> _Task brief_
In the lines below, find how many contain the word "аварійних" and report that figure alone.

Dataset items
::::::::
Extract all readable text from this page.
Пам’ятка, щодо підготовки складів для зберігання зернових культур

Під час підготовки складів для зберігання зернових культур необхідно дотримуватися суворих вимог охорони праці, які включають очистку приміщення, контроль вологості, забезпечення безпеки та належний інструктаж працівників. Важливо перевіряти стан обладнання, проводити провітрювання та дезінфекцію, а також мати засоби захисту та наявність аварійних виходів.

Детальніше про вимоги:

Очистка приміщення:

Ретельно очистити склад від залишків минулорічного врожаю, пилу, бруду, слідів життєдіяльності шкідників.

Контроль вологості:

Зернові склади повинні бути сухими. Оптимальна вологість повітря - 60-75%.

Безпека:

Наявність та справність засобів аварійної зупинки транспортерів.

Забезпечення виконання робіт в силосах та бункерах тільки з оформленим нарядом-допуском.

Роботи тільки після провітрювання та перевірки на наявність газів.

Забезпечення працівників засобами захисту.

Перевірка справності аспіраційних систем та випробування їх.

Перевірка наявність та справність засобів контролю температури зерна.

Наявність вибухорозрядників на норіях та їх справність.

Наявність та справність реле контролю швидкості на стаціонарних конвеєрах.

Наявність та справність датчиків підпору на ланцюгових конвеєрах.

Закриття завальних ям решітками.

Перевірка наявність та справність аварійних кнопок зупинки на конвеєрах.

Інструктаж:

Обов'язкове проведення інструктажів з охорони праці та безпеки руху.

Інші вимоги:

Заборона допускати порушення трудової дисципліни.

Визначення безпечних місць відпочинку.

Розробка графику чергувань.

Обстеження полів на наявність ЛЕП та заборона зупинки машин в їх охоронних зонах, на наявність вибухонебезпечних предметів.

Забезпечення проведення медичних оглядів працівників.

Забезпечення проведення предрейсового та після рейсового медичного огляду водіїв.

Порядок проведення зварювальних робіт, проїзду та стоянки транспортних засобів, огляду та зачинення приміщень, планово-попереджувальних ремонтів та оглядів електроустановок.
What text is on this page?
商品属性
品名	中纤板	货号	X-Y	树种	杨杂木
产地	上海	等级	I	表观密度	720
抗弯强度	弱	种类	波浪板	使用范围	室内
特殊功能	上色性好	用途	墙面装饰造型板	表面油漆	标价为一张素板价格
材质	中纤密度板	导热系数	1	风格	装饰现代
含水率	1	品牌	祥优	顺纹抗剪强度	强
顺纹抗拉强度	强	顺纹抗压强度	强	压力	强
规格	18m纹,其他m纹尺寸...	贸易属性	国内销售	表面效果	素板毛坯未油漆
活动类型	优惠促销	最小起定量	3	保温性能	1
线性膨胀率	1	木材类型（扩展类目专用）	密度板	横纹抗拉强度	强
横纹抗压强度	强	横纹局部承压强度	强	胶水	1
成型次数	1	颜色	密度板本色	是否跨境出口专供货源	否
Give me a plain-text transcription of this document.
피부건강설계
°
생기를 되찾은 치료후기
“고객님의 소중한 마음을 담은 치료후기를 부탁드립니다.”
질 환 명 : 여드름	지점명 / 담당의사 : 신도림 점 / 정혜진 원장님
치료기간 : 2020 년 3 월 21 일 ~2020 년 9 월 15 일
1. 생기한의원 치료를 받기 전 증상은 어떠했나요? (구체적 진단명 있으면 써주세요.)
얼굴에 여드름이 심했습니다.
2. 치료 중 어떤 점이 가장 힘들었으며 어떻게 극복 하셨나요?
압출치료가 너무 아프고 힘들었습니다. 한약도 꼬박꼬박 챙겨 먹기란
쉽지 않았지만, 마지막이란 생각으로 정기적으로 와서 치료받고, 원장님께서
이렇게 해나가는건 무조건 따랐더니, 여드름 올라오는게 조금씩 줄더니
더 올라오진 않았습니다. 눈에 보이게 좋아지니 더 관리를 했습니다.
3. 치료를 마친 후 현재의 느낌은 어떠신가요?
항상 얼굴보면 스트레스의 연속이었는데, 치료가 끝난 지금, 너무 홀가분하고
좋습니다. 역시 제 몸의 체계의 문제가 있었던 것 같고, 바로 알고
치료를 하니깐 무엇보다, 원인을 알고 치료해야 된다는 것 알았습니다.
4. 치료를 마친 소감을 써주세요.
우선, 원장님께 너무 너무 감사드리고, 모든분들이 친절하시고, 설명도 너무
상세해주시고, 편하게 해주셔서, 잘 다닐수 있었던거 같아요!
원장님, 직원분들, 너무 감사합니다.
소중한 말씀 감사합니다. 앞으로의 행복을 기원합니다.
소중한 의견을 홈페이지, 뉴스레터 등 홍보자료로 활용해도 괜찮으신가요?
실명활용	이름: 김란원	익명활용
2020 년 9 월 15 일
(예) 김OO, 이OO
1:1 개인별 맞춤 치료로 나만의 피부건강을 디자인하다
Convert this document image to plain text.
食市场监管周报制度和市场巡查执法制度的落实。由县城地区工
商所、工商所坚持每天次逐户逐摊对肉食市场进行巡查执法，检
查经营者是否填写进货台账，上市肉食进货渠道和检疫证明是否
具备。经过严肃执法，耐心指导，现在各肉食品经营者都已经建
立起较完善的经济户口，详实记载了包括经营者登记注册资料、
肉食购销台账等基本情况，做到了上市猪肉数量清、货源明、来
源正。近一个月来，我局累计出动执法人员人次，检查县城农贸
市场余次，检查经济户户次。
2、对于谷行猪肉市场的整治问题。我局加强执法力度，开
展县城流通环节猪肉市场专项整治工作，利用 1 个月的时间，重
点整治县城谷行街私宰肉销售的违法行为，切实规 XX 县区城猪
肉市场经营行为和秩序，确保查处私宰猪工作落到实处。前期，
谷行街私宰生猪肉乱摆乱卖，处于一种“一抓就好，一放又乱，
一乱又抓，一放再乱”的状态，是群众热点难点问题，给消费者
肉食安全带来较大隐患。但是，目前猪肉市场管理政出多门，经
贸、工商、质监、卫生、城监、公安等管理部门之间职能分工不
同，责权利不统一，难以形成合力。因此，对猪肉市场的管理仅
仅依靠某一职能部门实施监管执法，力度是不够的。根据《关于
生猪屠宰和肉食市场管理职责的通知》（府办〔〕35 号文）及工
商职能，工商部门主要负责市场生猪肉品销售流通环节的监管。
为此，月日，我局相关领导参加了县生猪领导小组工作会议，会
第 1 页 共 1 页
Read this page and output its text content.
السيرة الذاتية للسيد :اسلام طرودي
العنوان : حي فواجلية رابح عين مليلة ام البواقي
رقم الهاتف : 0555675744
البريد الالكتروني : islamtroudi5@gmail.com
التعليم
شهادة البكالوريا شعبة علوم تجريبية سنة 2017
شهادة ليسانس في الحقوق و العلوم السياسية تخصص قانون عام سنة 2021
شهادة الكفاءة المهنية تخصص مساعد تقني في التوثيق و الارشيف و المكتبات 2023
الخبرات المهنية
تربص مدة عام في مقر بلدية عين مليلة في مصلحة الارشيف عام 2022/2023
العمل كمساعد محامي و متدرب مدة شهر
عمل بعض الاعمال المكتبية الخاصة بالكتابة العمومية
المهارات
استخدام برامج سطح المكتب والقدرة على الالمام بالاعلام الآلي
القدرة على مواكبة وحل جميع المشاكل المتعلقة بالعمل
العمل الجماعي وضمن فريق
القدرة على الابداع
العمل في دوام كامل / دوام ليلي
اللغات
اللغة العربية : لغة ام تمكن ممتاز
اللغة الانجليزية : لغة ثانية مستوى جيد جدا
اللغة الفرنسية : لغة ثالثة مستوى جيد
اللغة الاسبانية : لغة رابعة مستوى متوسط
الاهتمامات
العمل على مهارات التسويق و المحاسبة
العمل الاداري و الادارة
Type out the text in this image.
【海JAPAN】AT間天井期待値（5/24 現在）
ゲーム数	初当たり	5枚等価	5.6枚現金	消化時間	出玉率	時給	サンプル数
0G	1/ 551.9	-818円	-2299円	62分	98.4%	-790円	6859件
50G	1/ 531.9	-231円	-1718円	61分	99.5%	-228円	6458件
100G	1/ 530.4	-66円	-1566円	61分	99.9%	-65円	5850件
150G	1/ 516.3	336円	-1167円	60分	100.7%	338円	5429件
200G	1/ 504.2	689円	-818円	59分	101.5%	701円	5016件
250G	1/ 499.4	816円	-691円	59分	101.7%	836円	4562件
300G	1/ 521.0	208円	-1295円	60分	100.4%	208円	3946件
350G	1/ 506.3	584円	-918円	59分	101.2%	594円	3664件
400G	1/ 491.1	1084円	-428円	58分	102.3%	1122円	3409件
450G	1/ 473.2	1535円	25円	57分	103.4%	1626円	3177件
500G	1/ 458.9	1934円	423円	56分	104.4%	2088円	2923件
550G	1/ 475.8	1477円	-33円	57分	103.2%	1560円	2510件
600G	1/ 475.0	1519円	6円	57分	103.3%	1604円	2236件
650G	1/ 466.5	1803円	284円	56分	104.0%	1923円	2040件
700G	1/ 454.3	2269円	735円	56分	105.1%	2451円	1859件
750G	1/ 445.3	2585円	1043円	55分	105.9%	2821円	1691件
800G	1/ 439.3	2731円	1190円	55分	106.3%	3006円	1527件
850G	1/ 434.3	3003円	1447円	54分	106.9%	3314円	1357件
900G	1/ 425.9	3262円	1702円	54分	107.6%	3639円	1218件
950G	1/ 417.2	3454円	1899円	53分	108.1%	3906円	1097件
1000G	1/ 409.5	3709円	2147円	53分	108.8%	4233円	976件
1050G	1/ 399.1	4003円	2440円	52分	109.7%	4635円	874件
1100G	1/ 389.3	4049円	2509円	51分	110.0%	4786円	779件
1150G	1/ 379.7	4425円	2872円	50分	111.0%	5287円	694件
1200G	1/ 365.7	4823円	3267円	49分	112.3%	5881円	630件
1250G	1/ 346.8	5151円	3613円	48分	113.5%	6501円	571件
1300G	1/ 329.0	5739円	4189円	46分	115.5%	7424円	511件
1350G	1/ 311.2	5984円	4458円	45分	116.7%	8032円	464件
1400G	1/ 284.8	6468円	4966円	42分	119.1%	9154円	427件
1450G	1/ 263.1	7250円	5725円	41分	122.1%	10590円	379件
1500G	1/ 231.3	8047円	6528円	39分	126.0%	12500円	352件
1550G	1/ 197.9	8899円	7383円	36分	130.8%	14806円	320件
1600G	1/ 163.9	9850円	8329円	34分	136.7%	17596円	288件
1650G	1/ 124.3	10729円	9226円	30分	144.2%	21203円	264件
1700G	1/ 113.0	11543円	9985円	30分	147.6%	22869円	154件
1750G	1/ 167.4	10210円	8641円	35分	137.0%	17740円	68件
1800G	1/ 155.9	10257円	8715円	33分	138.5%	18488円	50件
::::::::
> _Solution_
2